> _What this task involves_
The entries are to be printed again word for word, but no picture may appear.

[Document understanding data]
····················
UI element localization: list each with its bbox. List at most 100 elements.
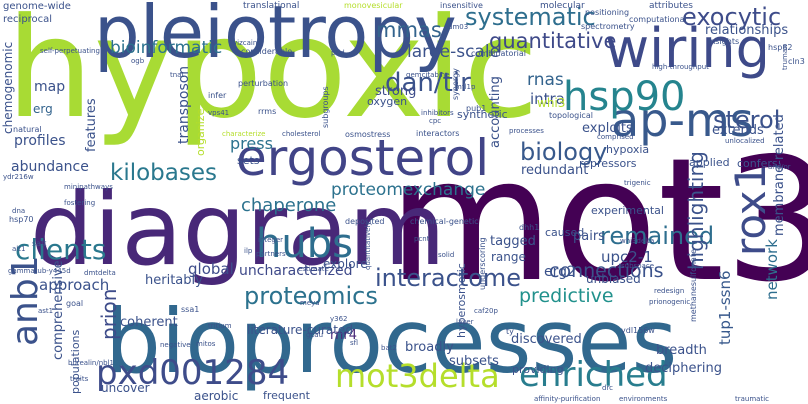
word: meya [300, 299, 320, 307]
word: strong [375, 84, 417, 99]
word: bioinformatic [110, 38, 223, 58]
word: subsets [449, 354, 499, 369]
word: dan/tir [385, 68, 471, 98]
word: gammatub-y445d [8, 267, 71, 275]
word: minipathways [64, 183, 113, 191]
word: erg2 [544, 264, 576, 280]
word: clients [15, 233, 107, 266]
word: perturbation [238, 79, 289, 88]
word: mrnas [376, 18, 442, 42]
word: deciphering [645, 361, 722, 376]
word: vps41 [208, 109, 230, 117]
word: broadly [405, 340, 454, 355]
word: erg [33, 102, 53, 116]
word: bat2 [381, 344, 397, 352]
word: literature-curated [247, 323, 353, 337]
word: frequent [263, 389, 310, 402]
word: whi3delta [620, 237, 655, 245]
word: interactors [416, 129, 460, 138]
word: aerobic [194, 389, 239, 403]
word: hypoxic [6, 0, 539, 149]
word: salt [32, 239, 47, 248]
word: gemcitabine [406, 71, 450, 79]
word: negative [160, 341, 191, 349]
word: pairs [573, 229, 605, 244]
word: ty [506, 327, 514, 336]
word: ergosterol [236, 129, 490, 187]
word: partners [256, 250, 286, 258]
word: chaperone [241, 195, 337, 216]
word: kilobases [110, 160, 217, 186]
word: ydr216w [3, 173, 34, 181]
word: diagram [30, 171, 446, 288]
word: layer [456, 318, 474, 326]
word: remained [600, 222, 715, 250]
word: coherent [120, 315, 178, 330]
word: dhh1 [519, 223, 540, 232]
word: natural [13, 125, 42, 134]
word: subgroups [321, 86, 330, 128]
word: mitos [196, 340, 216, 348]
word: hsp82 [768, 43, 793, 52]
word: exocytic [682, 3, 782, 31]
word: interactome [375, 264, 522, 292]
word: goal [66, 299, 84, 308]
word: wiring [605, 17, 770, 80]
word: confers [737, 157, 778, 170]
word: vizcaino [233, 39, 262, 47]
word: explore [323, 257, 368, 271]
word: considerable [241, 47, 293, 56]
word: synthetic [457, 108, 508, 121]
word: map [34, 79, 66, 95]
word: proteomics [244, 282, 378, 310]
word: cholesterol [282, 130, 321, 138]
word: computational [629, 15, 687, 24]
word: borealin/nbl1 [68, 359, 115, 367]
word: cln3 [788, 57, 805, 66]
word: spectrometry [581, 22, 635, 31]
word: unlocalized [725, 137, 765, 145]
word: hypoxia [606, 143, 650, 156]
word: discovered [511, 332, 582, 347]
word: positioning [585, 8, 630, 17]
word: attributes [649, 1, 693, 11]
word: range [491, 250, 526, 264]
word: affinity-purification [534, 395, 601, 403]
word: exploits [582, 121, 633, 136]
word: truman [781, 44, 789, 70]
word: rrms [258, 107, 277, 116]
word: membrane-related [772, 114, 787, 236]
word: oxygen [367, 95, 408, 108]
word: high-throughput [652, 63, 709, 71]
word: quantitatively [364, 221, 372, 270]
word: deposited [345, 217, 385, 226]
word: cpc [429, 117, 442, 125]
word: subspace [621, 262, 655, 270]
word: insights [708, 37, 740, 46]
word: comprehensive [51, 260, 66, 360]
word: alt1 [12, 245, 26, 253]
word: chemogenomic [1, 41, 15, 134]
word: unbiased [586, 272, 641, 286]
word: prld [331, 49, 345, 57]
word: comprised [597, 133, 634, 141]
word: integer [258, 236, 284, 244]
word: ogb [131, 57, 145, 65]
word: upc2-1 [601, 248, 653, 266]
word: molecular [540, 1, 585, 11]
word: dmtdelta [84, 269, 116, 277]
word: global [188, 260, 234, 278]
word: experimental [591, 204, 664, 217]
word: rnr4 [330, 328, 357, 343]
word: methanesulfonate [689, 248, 698, 322]
word: fostering [64, 199, 96, 207]
word: large-scale [407, 42, 501, 62]
word: biology [520, 138, 608, 166]
word: extends [712, 123, 764, 138]
word: genome-wide [3, 1, 71, 12]
word: infer [208, 91, 227, 100]
word: uncover [101, 381, 150, 395]
word: y362 [330, 315, 348, 323]
word: hyperosmotic [455, 263, 468, 338]
word: pub1 [466, 104, 487, 113]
····················
> _Result of this exercise_
UI element localization: list each with its bbox. List at most 100 elements.
word: meya [300, 299, 320, 307]
word: strong [375, 84, 417, 99]
word: bioinformatic [110, 38, 223, 58]
word: subsets [449, 354, 499, 369]
word: dan/tir [385, 68, 471, 98]
word: gammatub-y445d [8, 267, 71, 275]
word: minipathways [64, 183, 113, 191]
word: erg2 [544, 264, 576, 280]
word: clients [15, 233, 107, 266]
word: perturbation [238, 79, 289, 88]
word: mrnas [376, 18, 442, 42]
word: deciphering [645, 361, 722, 376]
word: vps41 [208, 109, 230, 117]
word: broadly [405, 340, 454, 355]
word: erg [33, 102, 53, 116]
word: bat2 [381, 344, 397, 352]
word: literature-curated [247, 323, 353, 337]
word: frequent [263, 389, 310, 402]
word: whi3delta [620, 237, 655, 245]
word: interactors [416, 129, 460, 138]
word: aerobic [194, 389, 239, 403]
word: hypoxic [6, 0, 539, 149]
word: salt [32, 239, 47, 248]
word: gemcitabine [406, 71, 450, 79]
word: negative [160, 341, 191, 349]
word: pairs [573, 229, 605, 244]
word: ty [506, 327, 514, 336]
word: ergosterol [236, 129, 490, 187]
word: partners [256, 250, 286, 258]
word: chaperone [241, 195, 337, 216]
word: kilobases [110, 160, 217, 186]
word: ydr216w [3, 173, 34, 181]
word: diagram [30, 171, 446, 288]
word: layer [456, 318, 474, 326]
word: remained [600, 222, 715, 250]
word: coherent [120, 315, 178, 330]
word: dhh1 [519, 223, 540, 232]
word: natural [13, 125, 42, 134]
word: subgroups [321, 86, 330, 128]
word: mitos [196, 340, 216, 348]
word: hsp82 [768, 43, 793, 52]
word: exocytic [682, 3, 782, 31]
word: interactome [375, 264, 522, 292]
word: goal [66, 299, 84, 308]
word: wiring [605, 17, 770, 80]
word: confers [737, 157, 778, 170]
word: vizcaino [233, 39, 262, 47]
word: explore [323, 257, 368, 271]
word: considerable [241, 47, 293, 56]
word: synthetic [457, 108, 508, 121]
word: map [34, 79, 66, 95]
word: proteomics [244, 282, 378, 310]
word: cholesterol [282, 130, 321, 138]
word: computational [629, 15, 687, 24]
word: borealin/nbl1 [68, 359, 115, 367]
word: cln3 [788, 57, 805, 66]
word: spectrometry [581, 22, 635, 31]
word: unlocalized [725, 137, 765, 145]
word: hypoxia [606, 143, 650, 156]
word: discovered [511, 332, 582, 347]
word: positioning [585, 8, 630, 17]
word: attributes [649, 1, 693, 11]
word: range [491, 250, 526, 264]
word: affinity-purification [534, 395, 601, 403]
word: exploits [582, 121, 633, 136]
word: truman [781, 44, 789, 70]
word: rrms [258, 107, 277, 116]
word: membrane-related [772, 114, 787, 236]
word: oxygen [367, 95, 408, 108]
word: high-throughput [652, 63, 709, 71]
word: quantitatively [364, 221, 372, 270]
word: deposited [345, 217, 385, 226]
word: cpc [429, 117, 442, 125]
word: subspace [621, 262, 655, 270]
word: insights [708, 37, 740, 46]
word: comprehensive [51, 260, 66, 360]
word: alt1 [12, 245, 26, 253]
word: chemogenomic [1, 41, 15, 134]
word: unbiased [586, 272, 641, 286]
word: prld [331, 49, 345, 57]
word: comprised [597, 133, 634, 141]
word: integer [258, 236, 284, 244]
word: ogb [131, 57, 145, 65]
word: upc2-1 [601, 248, 653, 266]
word: molecular [540, 1, 585, 11]
word: dmtdelta [84, 269, 116, 277]
word: global [188, 260, 234, 278]
word: experimental [591, 204, 664, 217]
word: rnr4 [330, 328, 357, 343]
word: methanesulfonate [689, 248, 698, 322]
word: fostering [64, 199, 96, 207]
word: large-scale [407, 42, 501, 62]
word: biology [520, 138, 608, 166]
word: extends [712, 123, 764, 138]
word: genome-wide [3, 1, 71, 12]
word: infer [208, 91, 227, 100]
word: uncover [101, 381, 150, 395]
word: y362 [330, 315, 348, 323]
word: hyperosmotic [455, 263, 468, 338]
word: pub1 [466, 104, 487, 113]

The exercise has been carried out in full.